* _Your goal_
Retype exactly the line holding "Transcribe this image's" and each line that follows, down to the last one. Exclude pictures.

* _Supplied records_
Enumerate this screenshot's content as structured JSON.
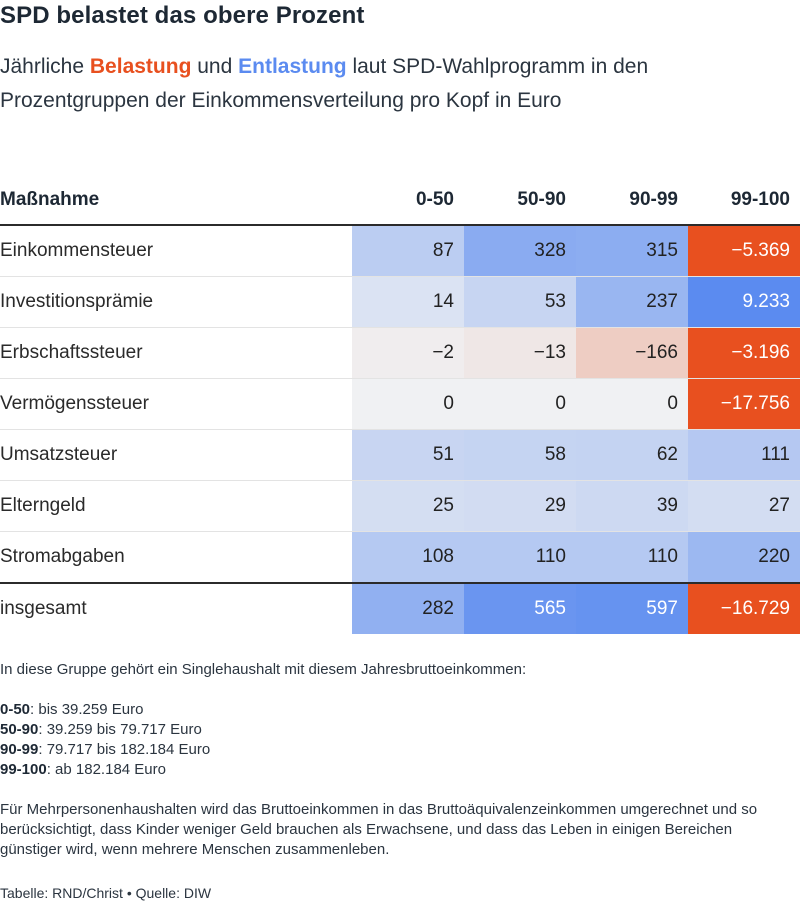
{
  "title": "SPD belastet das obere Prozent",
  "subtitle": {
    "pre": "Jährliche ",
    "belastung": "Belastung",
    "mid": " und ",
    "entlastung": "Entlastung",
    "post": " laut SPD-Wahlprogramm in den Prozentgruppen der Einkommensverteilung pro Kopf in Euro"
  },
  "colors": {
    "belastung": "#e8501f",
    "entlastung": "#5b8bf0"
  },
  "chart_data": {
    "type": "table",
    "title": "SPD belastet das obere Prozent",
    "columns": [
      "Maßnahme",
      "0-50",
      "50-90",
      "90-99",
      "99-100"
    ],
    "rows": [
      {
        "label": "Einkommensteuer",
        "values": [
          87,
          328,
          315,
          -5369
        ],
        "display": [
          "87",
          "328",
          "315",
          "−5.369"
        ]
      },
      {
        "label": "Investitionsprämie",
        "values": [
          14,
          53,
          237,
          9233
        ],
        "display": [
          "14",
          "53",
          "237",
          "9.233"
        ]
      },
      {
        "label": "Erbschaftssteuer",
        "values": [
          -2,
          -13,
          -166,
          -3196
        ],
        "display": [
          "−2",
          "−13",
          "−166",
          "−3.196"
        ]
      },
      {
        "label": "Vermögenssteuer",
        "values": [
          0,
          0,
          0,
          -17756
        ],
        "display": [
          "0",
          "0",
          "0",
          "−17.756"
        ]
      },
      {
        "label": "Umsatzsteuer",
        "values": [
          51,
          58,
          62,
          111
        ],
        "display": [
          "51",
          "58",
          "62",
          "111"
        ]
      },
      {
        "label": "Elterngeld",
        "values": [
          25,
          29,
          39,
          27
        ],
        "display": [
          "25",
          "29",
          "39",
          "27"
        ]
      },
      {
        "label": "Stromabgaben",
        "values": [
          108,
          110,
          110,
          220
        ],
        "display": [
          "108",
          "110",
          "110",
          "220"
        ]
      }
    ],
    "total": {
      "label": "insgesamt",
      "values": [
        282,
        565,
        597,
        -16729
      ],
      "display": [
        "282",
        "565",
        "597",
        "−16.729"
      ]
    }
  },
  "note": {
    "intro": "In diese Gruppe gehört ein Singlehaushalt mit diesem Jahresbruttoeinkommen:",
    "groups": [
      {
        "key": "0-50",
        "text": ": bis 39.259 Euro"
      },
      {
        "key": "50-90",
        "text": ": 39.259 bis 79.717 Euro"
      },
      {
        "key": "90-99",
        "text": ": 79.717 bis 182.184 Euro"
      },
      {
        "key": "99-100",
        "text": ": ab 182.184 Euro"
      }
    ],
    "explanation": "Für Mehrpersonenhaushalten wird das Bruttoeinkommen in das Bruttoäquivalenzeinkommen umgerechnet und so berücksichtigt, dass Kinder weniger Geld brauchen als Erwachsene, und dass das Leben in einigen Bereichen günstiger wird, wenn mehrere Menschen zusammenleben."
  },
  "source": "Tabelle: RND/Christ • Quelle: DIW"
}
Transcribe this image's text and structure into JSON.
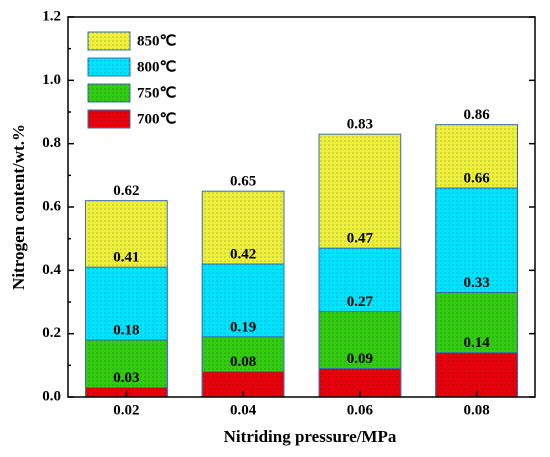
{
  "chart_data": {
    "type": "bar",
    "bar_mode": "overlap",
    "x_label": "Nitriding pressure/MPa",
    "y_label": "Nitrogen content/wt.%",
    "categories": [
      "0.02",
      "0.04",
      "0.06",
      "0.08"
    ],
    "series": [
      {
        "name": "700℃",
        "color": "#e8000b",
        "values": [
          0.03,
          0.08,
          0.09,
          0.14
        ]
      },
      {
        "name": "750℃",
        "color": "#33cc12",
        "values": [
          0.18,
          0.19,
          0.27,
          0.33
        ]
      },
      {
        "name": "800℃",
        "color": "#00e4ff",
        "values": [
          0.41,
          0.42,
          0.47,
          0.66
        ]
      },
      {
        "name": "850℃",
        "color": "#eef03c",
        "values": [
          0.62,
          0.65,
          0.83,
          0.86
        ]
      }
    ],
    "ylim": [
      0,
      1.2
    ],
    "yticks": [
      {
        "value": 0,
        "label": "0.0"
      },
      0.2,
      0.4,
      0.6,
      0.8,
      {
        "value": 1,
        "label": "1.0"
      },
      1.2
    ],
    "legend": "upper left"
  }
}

* _Task result_
Transcribe this image's text and structure into JSON.
{
  "chart_data": {
    "type": "bar",
    "bar_mode": "overlap",
    "x_label": "Nitriding pressure/MPa",
    "y_label": "Nitrogen content/wt.%",
    "categories": [
      "0.02",
      "0.04",
      "0.06",
      "0.08"
    ],
    "series": [
      {
        "name": "700℃",
        "color": "#e8000b",
        "values": [
          0.03,
          0.08,
          0.09,
          0.14
        ]
      },
      {
        "name": "750℃",
        "color": "#33cc12",
        "values": [
          0.18,
          0.19,
          0.27,
          0.33
        ]
      },
      {
        "name": "800℃",
        "color": "#00e4ff",
        "values": [
          0.41,
          0.42,
          0.47,
          0.66
        ]
      },
      {
        "name": "850℃",
        "color": "#eef03c",
        "values": [
          0.62,
          0.65,
          0.83,
          0.86
        ]
      }
    ],
    "ylim": [
      0,
      1.2
    ],
    "yticks": [
      {
        "value": 0,
        "label": "0.0"
      },
      0.2,
      0.4,
      0.6,
      0.8,
      {
        "value": 1,
        "label": "1.0"
      },
      1.2
    ],
    "legend": "upper left"
  }
}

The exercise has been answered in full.